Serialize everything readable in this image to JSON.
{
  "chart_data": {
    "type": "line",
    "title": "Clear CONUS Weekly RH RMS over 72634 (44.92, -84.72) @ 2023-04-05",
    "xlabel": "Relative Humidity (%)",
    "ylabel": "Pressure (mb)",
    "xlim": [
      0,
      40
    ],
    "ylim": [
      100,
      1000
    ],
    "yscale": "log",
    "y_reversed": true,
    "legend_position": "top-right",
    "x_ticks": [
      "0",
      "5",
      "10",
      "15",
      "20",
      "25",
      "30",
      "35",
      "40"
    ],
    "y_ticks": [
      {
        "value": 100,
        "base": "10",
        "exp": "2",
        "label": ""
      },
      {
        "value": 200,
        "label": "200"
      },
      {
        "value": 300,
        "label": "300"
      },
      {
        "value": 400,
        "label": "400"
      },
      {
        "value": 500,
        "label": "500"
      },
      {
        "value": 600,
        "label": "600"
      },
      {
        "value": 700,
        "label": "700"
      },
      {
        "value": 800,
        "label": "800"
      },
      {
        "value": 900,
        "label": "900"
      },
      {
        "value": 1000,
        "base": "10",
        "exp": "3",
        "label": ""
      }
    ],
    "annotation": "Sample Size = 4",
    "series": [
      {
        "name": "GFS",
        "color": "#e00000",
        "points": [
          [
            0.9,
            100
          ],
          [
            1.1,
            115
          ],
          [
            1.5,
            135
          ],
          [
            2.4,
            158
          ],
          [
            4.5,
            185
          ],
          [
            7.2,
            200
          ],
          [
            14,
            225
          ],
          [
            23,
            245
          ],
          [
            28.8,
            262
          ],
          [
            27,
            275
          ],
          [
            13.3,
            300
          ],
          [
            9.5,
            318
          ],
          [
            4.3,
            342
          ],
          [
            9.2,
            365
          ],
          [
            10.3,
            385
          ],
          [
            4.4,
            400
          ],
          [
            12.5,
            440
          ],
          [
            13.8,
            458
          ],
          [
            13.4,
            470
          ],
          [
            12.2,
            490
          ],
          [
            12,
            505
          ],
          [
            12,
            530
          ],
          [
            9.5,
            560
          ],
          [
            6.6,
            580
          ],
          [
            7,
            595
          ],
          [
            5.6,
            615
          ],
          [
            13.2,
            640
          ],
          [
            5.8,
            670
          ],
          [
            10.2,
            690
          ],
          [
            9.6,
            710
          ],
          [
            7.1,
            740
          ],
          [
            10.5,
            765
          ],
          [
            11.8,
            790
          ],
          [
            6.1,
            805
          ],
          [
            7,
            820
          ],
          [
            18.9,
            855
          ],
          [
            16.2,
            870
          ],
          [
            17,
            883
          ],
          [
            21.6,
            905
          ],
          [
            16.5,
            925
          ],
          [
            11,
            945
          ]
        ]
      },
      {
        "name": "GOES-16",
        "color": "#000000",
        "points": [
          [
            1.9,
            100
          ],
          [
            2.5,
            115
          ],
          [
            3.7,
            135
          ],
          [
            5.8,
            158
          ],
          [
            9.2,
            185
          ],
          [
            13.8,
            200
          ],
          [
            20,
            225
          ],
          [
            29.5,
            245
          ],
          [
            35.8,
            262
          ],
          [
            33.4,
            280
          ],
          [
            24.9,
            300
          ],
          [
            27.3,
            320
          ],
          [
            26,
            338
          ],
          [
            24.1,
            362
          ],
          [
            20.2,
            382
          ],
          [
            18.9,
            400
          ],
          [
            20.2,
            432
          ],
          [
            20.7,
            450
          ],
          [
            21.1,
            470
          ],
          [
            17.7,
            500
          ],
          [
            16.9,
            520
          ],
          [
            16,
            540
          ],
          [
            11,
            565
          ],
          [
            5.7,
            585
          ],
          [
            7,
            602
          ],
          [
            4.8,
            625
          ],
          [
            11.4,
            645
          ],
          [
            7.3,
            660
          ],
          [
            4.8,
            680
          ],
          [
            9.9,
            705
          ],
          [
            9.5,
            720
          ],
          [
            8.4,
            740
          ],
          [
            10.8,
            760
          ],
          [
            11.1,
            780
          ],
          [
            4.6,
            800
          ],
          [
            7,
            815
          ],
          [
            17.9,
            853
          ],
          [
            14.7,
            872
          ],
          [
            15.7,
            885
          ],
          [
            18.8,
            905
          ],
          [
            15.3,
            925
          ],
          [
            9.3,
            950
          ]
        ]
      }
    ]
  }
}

────────

◆ WHAT IS NEEDED
Reproduce all data above, unchanged.

◆ COMPLETED TASK
Serialize everything readable in this image to JSON.
{
  "chart_data": {
    "type": "line",
    "title": "Clear CONUS Weekly RH RMS over 72634 (44.92, -84.72) @ 2023-04-05",
    "xlabel": "Relative Humidity (%)",
    "ylabel": "Pressure (mb)",
    "xlim": [
      0,
      40
    ],
    "ylim": [
      100,
      1000
    ],
    "yscale": "log",
    "y_reversed": true,
    "legend_position": "top-right",
    "x_ticks": [
      "0",
      "5",
      "10",
      "15",
      "20",
      "25",
      "30",
      "35",
      "40"
    ],
    "y_ticks": [
      {
        "value": 100,
        "base": "10",
        "exp": "2",
        "label": ""
      },
      {
        "value": 200,
        "label": "200"
      },
      {
        "value": 300,
        "label": "300"
      },
      {
        "value": 400,
        "label": "400"
      },
      {
        "value": 500,
        "label": "500"
      },
      {
        "value": 600,
        "label": "600"
      },
      {
        "value": 700,
        "label": "700"
      },
      {
        "value": 800,
        "label": "800"
      },
      {
        "value": 900,
        "label": "900"
      },
      {
        "value": 1000,
        "base": "10",
        "exp": "3",
        "label": ""
      }
    ],
    "annotation": "Sample Size = 4",
    "series": [
      {
        "name": "GFS",
        "color": "#e00000",
        "points": [
          [
            0.9,
            100
          ],
          [
            1.1,
            115
          ],
          [
            1.5,
            135
          ],
          [
            2.4,
            158
          ],
          [
            4.5,
            185
          ],
          [
            7.2,
            200
          ],
          [
            14,
            225
          ],
          [
            23,
            245
          ],
          [
            28.8,
            262
          ],
          [
            27,
            275
          ],
          [
            13.3,
            300
          ],
          [
            9.5,
            318
          ],
          [
            4.3,
            342
          ],
          [
            9.2,
            365
          ],
          [
            10.3,
            385
          ],
          [
            4.4,
            400
          ],
          [
            12.5,
            440
          ],
          [
            13.8,
            458
          ],
          [
            13.4,
            470
          ],
          [
            12.2,
            490
          ],
          [
            12,
            505
          ],
          [
            12,
            530
          ],
          [
            9.5,
            560
          ],
          [
            6.6,
            580
          ],
          [
            7,
            595
          ],
          [
            5.6,
            615
          ],
          [
            13.2,
            640
          ],
          [
            5.8,
            670
          ],
          [
            10.2,
            690
          ],
          [
            9.6,
            710
          ],
          [
            7.1,
            740
          ],
          [
            10.5,
            765
          ],
          [
            11.8,
            790
          ],
          [
            6.1,
            805
          ],
          [
            7,
            820
          ],
          [
            18.9,
            855
          ],
          [
            16.2,
            870
          ],
          [
            17,
            883
          ],
          [
            21.6,
            905
          ],
          [
            16.5,
            925
          ],
          [
            11,
            945
          ]
        ]
      },
      {
        "name": "GOES-16",
        "color": "#000000",
        "points": [
          [
            1.9,
            100
          ],
          [
            2.5,
            115
          ],
          [
            3.7,
            135
          ],
          [
            5.8,
            158
          ],
          [
            9.2,
            185
          ],
          [
            13.8,
            200
          ],
          [
            20,
            225
          ],
          [
            29.5,
            245
          ],
          [
            35.8,
            262
          ],
          [
            33.4,
            280
          ],
          [
            24.9,
            300
          ],
          [
            27.3,
            320
          ],
          [
            26,
            338
          ],
          [
            24.1,
            362
          ],
          [
            20.2,
            382
          ],
          [
            18.9,
            400
          ],
          [
            20.2,
            432
          ],
          [
            20.7,
            450
          ],
          [
            21.1,
            470
          ],
          [
            17.7,
            500
          ],
          [
            16.9,
            520
          ],
          [
            16,
            540
          ],
          [
            11,
            565
          ],
          [
            5.7,
            585
          ],
          [
            7,
            602
          ],
          [
            4.8,
            625
          ],
          [
            11.4,
            645
          ],
          [
            7.3,
            660
          ],
          [
            4.8,
            680
          ],
          [
            9.9,
            705
          ],
          [
            9.5,
            720
          ],
          [
            8.4,
            740
          ],
          [
            10.8,
            760
          ],
          [
            11.1,
            780
          ],
          [
            4.6,
            800
          ],
          [
            7,
            815
          ],
          [
            17.9,
            853
          ],
          [
            14.7,
            872
          ],
          [
            15.7,
            885
          ],
          [
            18.8,
            905
          ],
          [
            15.3,
            925
          ],
          [
            9.3,
            950
          ]
        ]
      }
    ]
  }
}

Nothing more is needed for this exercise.